▶ _EXERCISE INSTRUCTIONS_
Show every line from the entries that follow which holds the word "phase".

——

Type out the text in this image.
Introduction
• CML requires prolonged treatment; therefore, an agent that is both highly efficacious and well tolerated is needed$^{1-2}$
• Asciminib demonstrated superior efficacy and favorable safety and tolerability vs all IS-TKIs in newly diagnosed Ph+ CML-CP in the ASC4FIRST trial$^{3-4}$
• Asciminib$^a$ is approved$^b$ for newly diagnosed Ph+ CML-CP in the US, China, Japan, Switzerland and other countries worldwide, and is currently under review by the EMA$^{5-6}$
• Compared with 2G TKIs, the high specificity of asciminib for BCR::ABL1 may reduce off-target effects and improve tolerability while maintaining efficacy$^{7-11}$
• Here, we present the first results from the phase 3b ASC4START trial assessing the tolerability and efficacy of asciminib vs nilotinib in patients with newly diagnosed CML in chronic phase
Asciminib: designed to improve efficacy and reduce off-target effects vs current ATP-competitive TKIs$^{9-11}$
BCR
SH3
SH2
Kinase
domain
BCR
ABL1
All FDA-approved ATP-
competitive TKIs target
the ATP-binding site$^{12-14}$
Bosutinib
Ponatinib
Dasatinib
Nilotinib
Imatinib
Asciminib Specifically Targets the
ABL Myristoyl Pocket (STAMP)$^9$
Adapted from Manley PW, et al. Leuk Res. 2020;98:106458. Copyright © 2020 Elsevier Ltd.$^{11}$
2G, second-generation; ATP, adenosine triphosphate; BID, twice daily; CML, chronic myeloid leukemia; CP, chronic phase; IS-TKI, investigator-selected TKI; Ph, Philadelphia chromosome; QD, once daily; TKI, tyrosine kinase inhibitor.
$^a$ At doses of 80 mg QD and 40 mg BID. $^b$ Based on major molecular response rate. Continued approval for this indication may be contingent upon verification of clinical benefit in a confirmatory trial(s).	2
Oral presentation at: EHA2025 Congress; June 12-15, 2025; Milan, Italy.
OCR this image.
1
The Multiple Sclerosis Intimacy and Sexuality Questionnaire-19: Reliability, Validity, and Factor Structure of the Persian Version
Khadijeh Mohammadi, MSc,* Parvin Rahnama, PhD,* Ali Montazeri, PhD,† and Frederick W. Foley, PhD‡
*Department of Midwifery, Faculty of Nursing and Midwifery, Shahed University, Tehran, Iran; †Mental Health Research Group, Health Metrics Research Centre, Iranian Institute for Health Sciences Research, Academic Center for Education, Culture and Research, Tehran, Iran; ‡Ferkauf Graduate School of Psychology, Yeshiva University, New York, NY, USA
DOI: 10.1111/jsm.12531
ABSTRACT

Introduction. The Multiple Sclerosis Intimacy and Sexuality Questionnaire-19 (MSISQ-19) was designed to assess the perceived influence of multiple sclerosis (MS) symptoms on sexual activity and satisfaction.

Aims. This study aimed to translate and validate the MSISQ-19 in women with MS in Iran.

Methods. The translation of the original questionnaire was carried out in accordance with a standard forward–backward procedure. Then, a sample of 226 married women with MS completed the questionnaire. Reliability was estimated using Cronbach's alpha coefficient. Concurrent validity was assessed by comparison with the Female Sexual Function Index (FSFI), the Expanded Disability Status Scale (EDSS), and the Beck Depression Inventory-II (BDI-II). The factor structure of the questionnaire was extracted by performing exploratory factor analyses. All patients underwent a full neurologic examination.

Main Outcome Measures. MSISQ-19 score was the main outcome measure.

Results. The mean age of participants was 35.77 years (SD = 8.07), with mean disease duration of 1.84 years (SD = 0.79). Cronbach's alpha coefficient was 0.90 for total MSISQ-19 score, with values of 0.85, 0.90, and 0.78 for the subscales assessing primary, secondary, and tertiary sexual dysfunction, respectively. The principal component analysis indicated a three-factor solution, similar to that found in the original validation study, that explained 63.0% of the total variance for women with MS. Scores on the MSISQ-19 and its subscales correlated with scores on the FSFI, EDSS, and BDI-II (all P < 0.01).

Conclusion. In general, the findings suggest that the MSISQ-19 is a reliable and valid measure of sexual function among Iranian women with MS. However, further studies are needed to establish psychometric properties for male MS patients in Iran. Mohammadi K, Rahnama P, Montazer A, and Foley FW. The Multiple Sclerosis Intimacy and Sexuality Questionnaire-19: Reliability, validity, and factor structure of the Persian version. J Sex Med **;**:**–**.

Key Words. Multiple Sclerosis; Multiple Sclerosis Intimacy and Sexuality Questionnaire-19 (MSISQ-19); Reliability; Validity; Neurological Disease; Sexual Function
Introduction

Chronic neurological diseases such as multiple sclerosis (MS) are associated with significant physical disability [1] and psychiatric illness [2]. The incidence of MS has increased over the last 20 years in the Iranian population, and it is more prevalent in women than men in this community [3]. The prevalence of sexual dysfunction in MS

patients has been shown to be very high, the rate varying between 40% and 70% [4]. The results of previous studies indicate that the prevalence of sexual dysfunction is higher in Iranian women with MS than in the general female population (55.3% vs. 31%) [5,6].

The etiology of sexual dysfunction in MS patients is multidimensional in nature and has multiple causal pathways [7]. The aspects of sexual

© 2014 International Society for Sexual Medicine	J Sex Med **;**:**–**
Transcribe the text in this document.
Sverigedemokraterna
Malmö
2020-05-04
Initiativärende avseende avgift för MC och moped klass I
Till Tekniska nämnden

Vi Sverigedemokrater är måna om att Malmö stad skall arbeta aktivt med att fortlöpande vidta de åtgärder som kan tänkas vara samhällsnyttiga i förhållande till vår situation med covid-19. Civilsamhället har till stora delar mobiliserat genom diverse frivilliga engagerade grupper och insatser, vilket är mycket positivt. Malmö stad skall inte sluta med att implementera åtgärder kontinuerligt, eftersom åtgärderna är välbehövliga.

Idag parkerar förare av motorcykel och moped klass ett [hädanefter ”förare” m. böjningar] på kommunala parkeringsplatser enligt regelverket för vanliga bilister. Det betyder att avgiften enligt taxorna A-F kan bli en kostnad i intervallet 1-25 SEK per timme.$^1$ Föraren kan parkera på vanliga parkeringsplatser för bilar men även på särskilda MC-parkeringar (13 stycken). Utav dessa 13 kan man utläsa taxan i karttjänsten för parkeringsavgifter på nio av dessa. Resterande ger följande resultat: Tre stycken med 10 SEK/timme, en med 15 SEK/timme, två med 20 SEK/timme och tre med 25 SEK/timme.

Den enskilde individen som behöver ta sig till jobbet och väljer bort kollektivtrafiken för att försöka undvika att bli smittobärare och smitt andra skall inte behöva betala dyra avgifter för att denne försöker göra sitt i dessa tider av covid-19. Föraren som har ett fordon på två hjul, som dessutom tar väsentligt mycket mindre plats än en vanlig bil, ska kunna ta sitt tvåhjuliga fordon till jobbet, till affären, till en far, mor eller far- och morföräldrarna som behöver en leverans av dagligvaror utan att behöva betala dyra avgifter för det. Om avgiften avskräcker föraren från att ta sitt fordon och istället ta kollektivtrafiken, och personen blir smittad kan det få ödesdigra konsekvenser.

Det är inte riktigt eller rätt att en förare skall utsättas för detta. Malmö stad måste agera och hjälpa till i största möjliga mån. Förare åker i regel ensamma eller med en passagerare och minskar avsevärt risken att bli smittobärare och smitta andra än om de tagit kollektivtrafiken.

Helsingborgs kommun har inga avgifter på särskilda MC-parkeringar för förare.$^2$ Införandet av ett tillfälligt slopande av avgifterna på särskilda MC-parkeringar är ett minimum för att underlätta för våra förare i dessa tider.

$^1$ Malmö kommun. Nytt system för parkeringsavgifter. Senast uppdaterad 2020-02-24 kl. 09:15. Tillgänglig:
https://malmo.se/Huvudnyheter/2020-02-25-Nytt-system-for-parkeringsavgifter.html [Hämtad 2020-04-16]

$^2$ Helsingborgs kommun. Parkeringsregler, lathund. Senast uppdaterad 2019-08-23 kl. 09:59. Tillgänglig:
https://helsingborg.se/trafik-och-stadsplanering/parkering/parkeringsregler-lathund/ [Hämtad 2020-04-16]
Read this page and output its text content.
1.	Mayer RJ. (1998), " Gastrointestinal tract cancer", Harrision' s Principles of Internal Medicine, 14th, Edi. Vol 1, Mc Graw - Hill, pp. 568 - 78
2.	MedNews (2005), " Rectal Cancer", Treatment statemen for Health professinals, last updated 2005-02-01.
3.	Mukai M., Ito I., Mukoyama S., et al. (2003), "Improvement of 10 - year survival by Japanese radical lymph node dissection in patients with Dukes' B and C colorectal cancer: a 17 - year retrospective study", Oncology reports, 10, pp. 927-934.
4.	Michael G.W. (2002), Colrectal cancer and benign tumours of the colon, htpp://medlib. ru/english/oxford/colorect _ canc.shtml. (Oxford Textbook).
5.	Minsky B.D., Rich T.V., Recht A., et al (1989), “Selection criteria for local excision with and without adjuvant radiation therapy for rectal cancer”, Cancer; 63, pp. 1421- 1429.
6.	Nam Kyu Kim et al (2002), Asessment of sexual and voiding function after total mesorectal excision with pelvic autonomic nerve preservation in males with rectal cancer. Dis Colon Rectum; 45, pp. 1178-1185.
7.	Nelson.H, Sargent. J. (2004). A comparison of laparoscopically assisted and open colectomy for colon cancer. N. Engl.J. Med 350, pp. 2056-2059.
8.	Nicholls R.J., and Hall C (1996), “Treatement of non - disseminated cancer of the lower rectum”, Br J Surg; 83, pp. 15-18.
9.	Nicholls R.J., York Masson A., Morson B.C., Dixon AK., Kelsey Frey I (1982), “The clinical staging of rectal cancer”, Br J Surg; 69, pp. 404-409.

——

▶ _SOLUTION TO THIS EXERCISE_
• Here, we present the first results from the phase 3b ASC4START trial assessing the tolerability and efficacy of asciminib vs nilotinib in patients with newly diagnosed CML in chronic phase
2G, second-generation; ATP, adenosine triphosphate; BID, twice daily; CML, chronic myeloid leukemia; CP, chronic phase; IS-TKI, investigator-selected TKI; Ph, Philadelphia chromosome; QD, once daily; TKI, tyrosine kinase inhibitor.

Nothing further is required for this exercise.